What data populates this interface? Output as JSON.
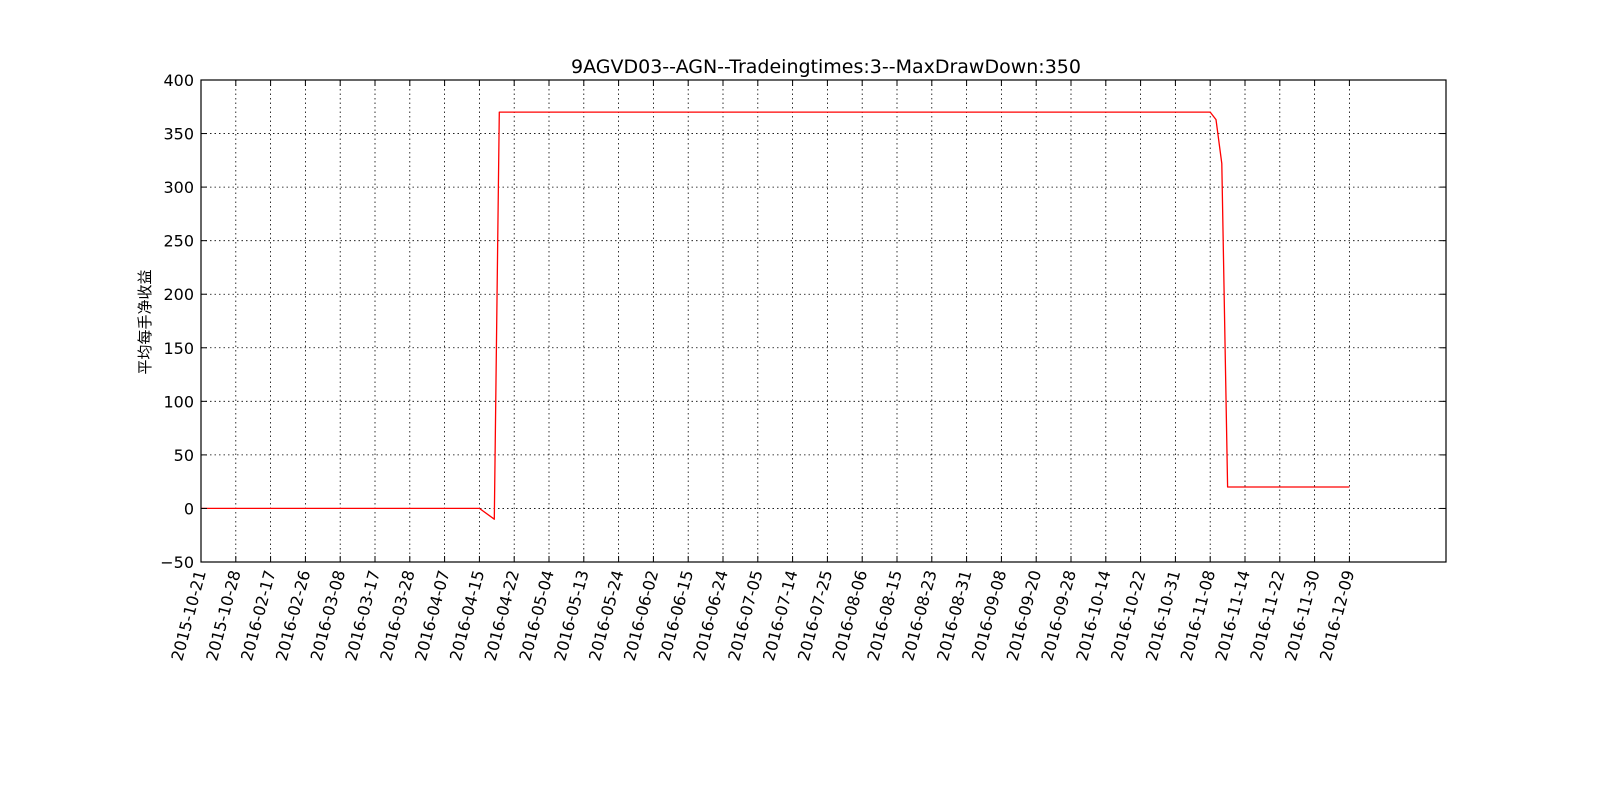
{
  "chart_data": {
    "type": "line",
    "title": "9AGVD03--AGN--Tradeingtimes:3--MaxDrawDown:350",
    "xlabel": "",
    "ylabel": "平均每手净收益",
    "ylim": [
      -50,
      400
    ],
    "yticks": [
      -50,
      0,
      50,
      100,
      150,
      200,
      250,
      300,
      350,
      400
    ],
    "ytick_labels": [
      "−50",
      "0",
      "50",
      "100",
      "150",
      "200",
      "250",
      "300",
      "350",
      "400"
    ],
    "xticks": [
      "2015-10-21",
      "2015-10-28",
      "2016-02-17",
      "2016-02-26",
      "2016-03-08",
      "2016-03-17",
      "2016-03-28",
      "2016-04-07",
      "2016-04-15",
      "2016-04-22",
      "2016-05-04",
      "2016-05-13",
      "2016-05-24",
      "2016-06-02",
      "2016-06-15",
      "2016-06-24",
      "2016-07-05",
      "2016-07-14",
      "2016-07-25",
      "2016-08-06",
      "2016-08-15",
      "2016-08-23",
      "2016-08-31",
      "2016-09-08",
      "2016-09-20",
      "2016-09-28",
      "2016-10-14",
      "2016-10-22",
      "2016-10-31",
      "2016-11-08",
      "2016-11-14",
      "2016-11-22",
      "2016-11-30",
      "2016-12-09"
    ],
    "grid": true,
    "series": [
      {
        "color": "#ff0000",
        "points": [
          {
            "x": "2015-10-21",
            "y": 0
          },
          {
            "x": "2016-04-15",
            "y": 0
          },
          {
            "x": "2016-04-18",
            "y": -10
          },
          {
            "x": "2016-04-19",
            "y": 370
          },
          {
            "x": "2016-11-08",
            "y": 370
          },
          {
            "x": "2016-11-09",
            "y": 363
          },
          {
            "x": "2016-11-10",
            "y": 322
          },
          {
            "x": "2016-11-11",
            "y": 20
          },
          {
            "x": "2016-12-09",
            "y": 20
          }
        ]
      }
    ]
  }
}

------------------------------------------------------------

What you need to do:
Output the full set of records above without changing a word, and drop the images.

Answer in full:
What data populates this interface? Output as JSON.
{
  "chart_data": {
    "type": "line",
    "title": "9AGVD03--AGN--Tradeingtimes:3--MaxDrawDown:350",
    "xlabel": "",
    "ylabel": "平均每手净收益",
    "ylim": [
      -50,
      400
    ],
    "yticks": [
      -50,
      0,
      50,
      100,
      150,
      200,
      250,
      300,
      350,
      400
    ],
    "ytick_labels": [
      "−50",
      "0",
      "50",
      "100",
      "150",
      "200",
      "250",
      "300",
      "350",
      "400"
    ],
    "xticks": [
      "2015-10-21",
      "2015-10-28",
      "2016-02-17",
      "2016-02-26",
      "2016-03-08",
      "2016-03-17",
      "2016-03-28",
      "2016-04-07",
      "2016-04-15",
      "2016-04-22",
      "2016-05-04",
      "2016-05-13",
      "2016-05-24",
      "2016-06-02",
      "2016-06-15",
      "2016-06-24",
      "2016-07-05",
      "2016-07-14",
      "2016-07-25",
      "2016-08-06",
      "2016-08-15",
      "2016-08-23",
      "2016-08-31",
      "2016-09-08",
      "2016-09-20",
      "2016-09-28",
      "2016-10-14",
      "2016-10-22",
      "2016-10-31",
      "2016-11-08",
      "2016-11-14",
      "2016-11-22",
      "2016-11-30",
      "2016-12-09"
    ],
    "grid": true,
    "series": [
      {
        "color": "#ff0000",
        "points": [
          {
            "x": "2015-10-21",
            "y": 0
          },
          {
            "x": "2016-04-15",
            "y": 0
          },
          {
            "x": "2016-04-18",
            "y": -10
          },
          {
            "x": "2016-04-19",
            "y": 370
          },
          {
            "x": "2016-11-08",
            "y": 370
          },
          {
            "x": "2016-11-09",
            "y": 363
          },
          {
            "x": "2016-11-10",
            "y": 322
          },
          {
            "x": "2016-11-11",
            "y": 20
          },
          {
            "x": "2016-12-09",
            "y": 20
          }
        ]
      }
    ]
  }
}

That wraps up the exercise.